Dataset excerpts
——
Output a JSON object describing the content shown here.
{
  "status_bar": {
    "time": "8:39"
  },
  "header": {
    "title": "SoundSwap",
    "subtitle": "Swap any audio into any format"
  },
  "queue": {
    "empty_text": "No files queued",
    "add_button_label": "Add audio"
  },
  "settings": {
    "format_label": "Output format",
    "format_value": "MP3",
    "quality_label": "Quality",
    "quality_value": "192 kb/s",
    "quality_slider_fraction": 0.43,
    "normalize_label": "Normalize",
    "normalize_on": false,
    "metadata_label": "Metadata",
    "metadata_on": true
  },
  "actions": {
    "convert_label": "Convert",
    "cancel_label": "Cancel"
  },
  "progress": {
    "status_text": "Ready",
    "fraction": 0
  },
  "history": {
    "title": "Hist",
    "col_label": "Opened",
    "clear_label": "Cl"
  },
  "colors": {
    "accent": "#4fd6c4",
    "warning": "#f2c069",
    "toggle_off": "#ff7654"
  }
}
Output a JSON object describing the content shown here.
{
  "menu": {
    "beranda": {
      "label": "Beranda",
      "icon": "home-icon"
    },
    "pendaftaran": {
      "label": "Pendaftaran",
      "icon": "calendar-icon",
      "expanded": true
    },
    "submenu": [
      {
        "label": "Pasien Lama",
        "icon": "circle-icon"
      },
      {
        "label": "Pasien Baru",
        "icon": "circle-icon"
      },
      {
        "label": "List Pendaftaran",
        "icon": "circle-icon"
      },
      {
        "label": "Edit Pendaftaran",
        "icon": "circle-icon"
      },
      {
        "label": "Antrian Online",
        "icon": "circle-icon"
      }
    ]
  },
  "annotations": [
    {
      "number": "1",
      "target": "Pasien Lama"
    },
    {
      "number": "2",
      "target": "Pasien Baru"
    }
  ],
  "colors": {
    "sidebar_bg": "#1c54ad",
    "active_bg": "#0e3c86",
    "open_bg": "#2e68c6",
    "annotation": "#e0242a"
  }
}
——
▶ **Stated exercise**: Give the material above again, word for word.

▶ **The answer**:
Output a JSON object describing the content shown here.
{
  "status_bar": {
    "time": "8:39"
  },
  "header": {
    "title": "SoundSwap",
    "subtitle": "Swap any audio into any format"
  },
  "queue": {
    "empty_text": "No files queued",
    "add_button_label": "Add audio"
  },
  "settings": {
    "format_label": "Output format",
    "format_value": "MP3",
    "quality_label": "Quality",
    "quality_value": "192 kb/s",
    "quality_slider_fraction": 0.43,
    "normalize_label": "Normalize",
    "normalize_on": false,
    "metadata_label": "Metadata",
    "metadata_on": true
  },
  "actions": {
    "convert_label": "Convert",
    "cancel_label": "Cancel"
  },
  "progress": {
    "status_text": "Ready",
    "fraction": 0
  },
  "history": {
    "title": "Hist",
    "col_label": "Opened",
    "clear_label": "Cl"
  },
  "colors": {
    "accent": "#4fd6c4",
    "warning": "#f2c069",
    "toggle_off": "#ff7654"
  }
}
Output a JSON object describing the content shown here.
{
  "menu": {
    "beranda": {
      "label": "Beranda",
      "icon": "home-icon"
    },
    "pendaftaran": {
      "label": "Pendaftaran",
      "icon": "calendar-icon",
      "expanded": true
    },
    "submenu": [
      {
        "label": "Pasien Lama",
        "icon": "circle-icon"
      },
      {
        "label": "Pasien Baru",
        "icon": "circle-icon"
      },
      {
        "label": "List Pendaftaran",
        "icon": "circle-icon"
      },
      {
        "label": "Edit Pendaftaran",
        "icon": "circle-icon"
      },
      {
        "label": "Antrian Online",
        "icon": "circle-icon"
      }
    ]
  },
  "annotations": [
    {
      "number": "1",
      "target": "Pasien Lama"
    },
    {
      "number": "2",
      "target": "Pasien Baru"
    }
  ],
  "colors": {
    "sidebar_bg": "#1c54ad",
    "active_bg": "#0e3c86",
    "open_bg": "#2e68c6",
    "annotation": "#e0242a"
  }
}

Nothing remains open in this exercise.